§ **Do this**
Every entry here needs to be repeated exactly.

* Begin Listing *

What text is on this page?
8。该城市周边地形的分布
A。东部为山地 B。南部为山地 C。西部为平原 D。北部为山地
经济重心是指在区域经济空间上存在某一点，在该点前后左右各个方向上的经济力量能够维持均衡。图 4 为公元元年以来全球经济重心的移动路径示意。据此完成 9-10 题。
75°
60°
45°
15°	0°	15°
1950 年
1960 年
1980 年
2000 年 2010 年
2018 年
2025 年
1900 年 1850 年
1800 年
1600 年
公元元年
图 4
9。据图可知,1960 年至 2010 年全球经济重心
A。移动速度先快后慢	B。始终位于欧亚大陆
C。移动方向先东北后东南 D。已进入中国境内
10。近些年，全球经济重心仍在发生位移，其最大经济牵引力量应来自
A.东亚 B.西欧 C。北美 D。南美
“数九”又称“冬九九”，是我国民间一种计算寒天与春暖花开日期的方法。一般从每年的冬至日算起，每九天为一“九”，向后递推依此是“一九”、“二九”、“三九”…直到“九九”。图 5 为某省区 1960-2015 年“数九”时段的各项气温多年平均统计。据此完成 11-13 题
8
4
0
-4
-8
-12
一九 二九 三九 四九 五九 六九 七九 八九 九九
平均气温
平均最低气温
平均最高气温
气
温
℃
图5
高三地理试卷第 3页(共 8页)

* End Listing *

§ **Solution to the problem**
What text is on this page?
8。该城市周边地形的分布
A。东部为山地 B。南部为山地 C。西部为平原 D。北部为山地
经济重心是指在区域经济空间上存在某一点，在该点前后左右各个方向上的经济力量能够维持均衡。图 4 为公元元年以来全球经济重心的移动路径示意。据此完成 9-10 题。
75°
60°
45°
15°	0°	15°
1950 年
1960 年
1980 年
2000 年 2010 年
2018 年
2025 年
1900 年 1850 年
1800 年
1600 年
公元元年
图 4
9。据图可知,1960 年至 2010 年全球经济重心
A。移动速度先快后慢	B。始终位于欧亚大陆
C。移动方向先东北后东南 D。已进入中国境内
10。近些年，全球经济重心仍在发生位移，其最大经济牵引力量应来自
A.东亚 B.西欧 C。北美 D。南美
“数九”又称“冬九九”，是我国民间一种计算寒天与春暖花开日期的方法。一般从每年的冬至日算起，每九天为一“九”，向后递推依此是“一九”、“二九”、“三九”…直到“九九”。图 5 为某省区 1960-2015 年“数九”时段的各项气温多年平均统计。据此完成 11-13 题
8
4
0
-4
-8
-12
一九 二九 三九 四九 五九 六九 七九 八九 九九
平均气温
平均最低气温
平均最高气温
气
温
℃
图5
高三地理试卷第 3页(共 8页)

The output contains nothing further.